WORK INSTRUCTIONS
In the lines below, how many hold the word "Latitude"? Answer only with the number.

* start DATA EXCERPTS *

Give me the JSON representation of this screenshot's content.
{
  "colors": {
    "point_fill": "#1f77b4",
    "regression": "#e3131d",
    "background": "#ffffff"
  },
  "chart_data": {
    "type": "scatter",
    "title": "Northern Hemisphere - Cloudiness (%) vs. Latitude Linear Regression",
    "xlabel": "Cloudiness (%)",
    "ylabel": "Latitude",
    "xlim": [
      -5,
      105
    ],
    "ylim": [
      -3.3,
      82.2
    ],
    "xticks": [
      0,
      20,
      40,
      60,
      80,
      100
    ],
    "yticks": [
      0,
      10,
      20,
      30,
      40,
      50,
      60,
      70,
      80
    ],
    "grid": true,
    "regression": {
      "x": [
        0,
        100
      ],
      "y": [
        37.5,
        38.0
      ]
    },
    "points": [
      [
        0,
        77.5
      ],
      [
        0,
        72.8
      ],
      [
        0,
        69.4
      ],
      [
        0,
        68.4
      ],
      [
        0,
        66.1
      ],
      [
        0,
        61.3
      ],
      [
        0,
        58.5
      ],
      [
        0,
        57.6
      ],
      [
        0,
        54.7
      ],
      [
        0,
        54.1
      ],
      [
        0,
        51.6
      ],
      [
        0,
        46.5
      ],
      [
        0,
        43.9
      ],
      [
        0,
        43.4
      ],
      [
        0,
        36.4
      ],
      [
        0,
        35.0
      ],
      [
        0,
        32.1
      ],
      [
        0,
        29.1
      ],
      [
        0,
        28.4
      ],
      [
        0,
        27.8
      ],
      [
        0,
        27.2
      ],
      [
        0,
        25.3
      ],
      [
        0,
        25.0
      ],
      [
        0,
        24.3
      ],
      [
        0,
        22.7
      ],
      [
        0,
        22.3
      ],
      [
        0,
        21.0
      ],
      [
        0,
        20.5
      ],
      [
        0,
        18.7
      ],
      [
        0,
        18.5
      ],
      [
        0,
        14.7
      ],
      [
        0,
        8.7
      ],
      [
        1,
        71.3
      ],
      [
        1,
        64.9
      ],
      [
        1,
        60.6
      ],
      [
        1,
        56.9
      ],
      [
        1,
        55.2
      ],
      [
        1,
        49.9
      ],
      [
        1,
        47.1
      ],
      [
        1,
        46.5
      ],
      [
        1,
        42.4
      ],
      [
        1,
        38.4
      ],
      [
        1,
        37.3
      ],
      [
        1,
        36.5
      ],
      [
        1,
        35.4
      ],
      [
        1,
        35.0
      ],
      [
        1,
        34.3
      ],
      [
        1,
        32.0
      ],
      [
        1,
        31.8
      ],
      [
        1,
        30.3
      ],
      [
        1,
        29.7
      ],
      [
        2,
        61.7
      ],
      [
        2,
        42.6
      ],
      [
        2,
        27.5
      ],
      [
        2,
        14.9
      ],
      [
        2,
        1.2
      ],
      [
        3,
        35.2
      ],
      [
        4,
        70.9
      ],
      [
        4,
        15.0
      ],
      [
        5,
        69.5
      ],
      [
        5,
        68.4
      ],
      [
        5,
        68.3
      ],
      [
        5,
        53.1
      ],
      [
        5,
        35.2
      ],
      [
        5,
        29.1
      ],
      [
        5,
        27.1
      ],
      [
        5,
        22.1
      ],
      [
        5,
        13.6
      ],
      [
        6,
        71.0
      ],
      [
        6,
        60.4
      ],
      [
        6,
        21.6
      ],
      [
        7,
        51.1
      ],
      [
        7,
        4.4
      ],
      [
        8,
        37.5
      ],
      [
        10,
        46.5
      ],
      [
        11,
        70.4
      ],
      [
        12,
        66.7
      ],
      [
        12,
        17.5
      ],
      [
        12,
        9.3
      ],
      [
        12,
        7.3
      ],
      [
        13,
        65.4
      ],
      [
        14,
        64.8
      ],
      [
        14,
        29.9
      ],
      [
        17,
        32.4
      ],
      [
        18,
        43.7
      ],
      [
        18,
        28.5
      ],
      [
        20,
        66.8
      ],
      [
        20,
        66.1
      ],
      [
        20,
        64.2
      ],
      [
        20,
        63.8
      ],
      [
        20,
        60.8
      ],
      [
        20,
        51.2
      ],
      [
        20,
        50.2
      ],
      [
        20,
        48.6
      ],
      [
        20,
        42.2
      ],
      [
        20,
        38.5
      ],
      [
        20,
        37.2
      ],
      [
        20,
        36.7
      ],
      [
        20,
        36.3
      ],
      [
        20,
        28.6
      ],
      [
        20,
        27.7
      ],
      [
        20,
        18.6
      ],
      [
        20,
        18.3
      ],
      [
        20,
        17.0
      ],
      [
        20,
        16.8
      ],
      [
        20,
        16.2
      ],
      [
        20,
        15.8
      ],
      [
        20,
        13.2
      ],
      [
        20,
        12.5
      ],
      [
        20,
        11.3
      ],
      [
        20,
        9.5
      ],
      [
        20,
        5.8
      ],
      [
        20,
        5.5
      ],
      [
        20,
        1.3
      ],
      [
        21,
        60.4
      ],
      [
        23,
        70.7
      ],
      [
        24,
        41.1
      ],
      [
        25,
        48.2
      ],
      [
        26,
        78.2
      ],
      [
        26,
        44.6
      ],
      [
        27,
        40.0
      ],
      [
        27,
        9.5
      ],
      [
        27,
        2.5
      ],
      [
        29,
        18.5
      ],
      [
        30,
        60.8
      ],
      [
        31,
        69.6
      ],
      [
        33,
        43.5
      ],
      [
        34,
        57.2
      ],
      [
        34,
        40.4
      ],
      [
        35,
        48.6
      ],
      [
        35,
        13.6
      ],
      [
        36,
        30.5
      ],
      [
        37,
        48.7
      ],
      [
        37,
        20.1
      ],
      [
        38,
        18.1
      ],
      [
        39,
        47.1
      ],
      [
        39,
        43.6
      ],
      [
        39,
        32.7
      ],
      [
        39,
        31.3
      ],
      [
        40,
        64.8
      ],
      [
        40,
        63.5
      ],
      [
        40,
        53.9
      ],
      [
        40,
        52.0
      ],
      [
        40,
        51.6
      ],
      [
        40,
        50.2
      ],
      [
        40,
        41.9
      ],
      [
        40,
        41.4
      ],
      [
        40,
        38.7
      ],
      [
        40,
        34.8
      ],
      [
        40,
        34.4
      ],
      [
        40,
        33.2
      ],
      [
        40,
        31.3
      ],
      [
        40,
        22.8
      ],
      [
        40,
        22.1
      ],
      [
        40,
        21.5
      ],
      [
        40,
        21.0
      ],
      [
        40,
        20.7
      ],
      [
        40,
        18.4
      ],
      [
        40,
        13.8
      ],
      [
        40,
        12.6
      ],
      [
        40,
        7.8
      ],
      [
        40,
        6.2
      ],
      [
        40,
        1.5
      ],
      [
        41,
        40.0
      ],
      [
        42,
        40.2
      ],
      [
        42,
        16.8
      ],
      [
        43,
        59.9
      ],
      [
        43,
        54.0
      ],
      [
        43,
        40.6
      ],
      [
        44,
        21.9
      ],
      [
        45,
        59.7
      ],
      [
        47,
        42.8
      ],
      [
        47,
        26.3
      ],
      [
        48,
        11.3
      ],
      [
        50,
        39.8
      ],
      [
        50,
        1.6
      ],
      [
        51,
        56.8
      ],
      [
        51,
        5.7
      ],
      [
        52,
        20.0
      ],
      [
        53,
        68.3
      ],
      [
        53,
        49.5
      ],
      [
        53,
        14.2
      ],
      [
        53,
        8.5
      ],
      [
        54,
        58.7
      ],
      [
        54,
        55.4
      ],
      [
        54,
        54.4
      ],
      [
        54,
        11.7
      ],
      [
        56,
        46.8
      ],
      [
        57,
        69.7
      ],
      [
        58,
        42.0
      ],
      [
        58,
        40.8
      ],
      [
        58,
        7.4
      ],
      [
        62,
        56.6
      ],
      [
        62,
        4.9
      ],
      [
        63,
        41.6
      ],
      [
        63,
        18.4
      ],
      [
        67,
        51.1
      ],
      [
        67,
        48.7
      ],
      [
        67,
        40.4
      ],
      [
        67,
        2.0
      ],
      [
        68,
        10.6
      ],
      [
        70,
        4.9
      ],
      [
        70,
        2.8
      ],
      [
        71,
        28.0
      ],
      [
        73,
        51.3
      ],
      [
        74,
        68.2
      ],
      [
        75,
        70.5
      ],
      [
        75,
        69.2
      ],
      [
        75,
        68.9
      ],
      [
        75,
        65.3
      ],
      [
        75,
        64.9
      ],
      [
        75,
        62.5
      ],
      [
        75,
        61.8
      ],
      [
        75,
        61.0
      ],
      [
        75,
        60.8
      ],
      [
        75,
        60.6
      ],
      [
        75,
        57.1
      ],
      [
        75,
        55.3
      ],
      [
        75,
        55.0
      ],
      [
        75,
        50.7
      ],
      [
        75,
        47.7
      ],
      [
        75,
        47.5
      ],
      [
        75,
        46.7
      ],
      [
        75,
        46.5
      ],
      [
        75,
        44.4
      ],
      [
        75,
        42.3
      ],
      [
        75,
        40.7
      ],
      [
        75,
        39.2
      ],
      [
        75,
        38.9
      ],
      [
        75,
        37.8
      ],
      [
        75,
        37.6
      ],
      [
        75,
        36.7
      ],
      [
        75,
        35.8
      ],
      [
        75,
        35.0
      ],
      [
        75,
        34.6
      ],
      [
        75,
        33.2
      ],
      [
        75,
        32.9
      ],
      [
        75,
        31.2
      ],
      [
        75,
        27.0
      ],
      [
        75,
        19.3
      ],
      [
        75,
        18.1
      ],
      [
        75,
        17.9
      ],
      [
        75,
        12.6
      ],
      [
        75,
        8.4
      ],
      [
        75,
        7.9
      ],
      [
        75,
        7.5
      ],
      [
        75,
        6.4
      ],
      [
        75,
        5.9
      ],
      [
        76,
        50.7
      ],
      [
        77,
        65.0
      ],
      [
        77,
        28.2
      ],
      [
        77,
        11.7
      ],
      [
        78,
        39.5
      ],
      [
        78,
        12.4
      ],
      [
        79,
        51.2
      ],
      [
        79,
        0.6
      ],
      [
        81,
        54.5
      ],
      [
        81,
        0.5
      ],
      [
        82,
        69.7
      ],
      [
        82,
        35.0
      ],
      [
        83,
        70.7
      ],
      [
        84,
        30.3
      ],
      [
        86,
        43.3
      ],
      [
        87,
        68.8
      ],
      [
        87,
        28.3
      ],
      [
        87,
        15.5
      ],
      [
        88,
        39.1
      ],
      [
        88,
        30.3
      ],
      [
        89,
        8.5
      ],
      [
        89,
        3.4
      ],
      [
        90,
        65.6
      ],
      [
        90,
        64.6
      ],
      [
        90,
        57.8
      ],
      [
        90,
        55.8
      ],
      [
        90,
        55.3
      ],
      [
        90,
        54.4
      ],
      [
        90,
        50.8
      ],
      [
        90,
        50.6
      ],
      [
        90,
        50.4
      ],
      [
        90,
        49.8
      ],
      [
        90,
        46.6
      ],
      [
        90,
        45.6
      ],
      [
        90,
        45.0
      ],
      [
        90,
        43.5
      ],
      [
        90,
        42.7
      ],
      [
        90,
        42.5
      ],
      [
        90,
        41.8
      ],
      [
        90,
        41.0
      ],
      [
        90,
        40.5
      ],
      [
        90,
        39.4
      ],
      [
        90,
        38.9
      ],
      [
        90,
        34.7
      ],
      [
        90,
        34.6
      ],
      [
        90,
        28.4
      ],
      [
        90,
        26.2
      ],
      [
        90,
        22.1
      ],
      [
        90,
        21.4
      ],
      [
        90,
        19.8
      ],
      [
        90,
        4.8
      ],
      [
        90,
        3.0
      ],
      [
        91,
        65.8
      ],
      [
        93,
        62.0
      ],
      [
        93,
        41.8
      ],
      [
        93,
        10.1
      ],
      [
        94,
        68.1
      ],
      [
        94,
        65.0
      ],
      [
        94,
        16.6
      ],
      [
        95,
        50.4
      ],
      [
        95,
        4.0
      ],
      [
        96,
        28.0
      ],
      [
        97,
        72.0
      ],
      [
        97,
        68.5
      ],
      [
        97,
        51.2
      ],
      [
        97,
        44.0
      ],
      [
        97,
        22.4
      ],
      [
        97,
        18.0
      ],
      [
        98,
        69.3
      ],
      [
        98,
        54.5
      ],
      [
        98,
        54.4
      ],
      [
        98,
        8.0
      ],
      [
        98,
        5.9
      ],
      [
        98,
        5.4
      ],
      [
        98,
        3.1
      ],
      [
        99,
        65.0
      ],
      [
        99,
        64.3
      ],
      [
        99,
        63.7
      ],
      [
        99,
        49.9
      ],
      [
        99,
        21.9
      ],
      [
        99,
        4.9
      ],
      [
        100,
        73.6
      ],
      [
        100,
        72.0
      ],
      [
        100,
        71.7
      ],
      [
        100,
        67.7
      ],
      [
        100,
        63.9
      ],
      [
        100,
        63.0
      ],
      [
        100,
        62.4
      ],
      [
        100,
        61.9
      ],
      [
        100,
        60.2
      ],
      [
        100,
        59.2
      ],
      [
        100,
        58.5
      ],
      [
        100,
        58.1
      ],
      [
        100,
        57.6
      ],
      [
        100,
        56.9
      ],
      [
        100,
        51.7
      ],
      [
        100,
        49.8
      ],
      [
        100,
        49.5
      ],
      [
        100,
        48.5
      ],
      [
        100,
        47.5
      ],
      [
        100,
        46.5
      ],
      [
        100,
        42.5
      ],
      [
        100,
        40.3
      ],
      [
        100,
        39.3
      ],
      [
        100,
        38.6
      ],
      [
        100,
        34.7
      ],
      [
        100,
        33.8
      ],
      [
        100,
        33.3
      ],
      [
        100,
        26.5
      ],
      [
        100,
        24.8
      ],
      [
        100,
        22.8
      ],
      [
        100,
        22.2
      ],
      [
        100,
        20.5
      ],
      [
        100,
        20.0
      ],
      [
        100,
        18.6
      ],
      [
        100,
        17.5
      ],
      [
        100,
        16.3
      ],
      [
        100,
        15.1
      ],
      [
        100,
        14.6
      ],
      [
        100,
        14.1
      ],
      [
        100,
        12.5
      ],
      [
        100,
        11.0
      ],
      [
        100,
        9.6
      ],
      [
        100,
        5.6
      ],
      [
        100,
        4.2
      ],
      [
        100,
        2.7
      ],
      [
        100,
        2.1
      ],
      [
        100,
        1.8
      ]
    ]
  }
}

* end DATA EXCERPTS *

CORRECT RESULT
2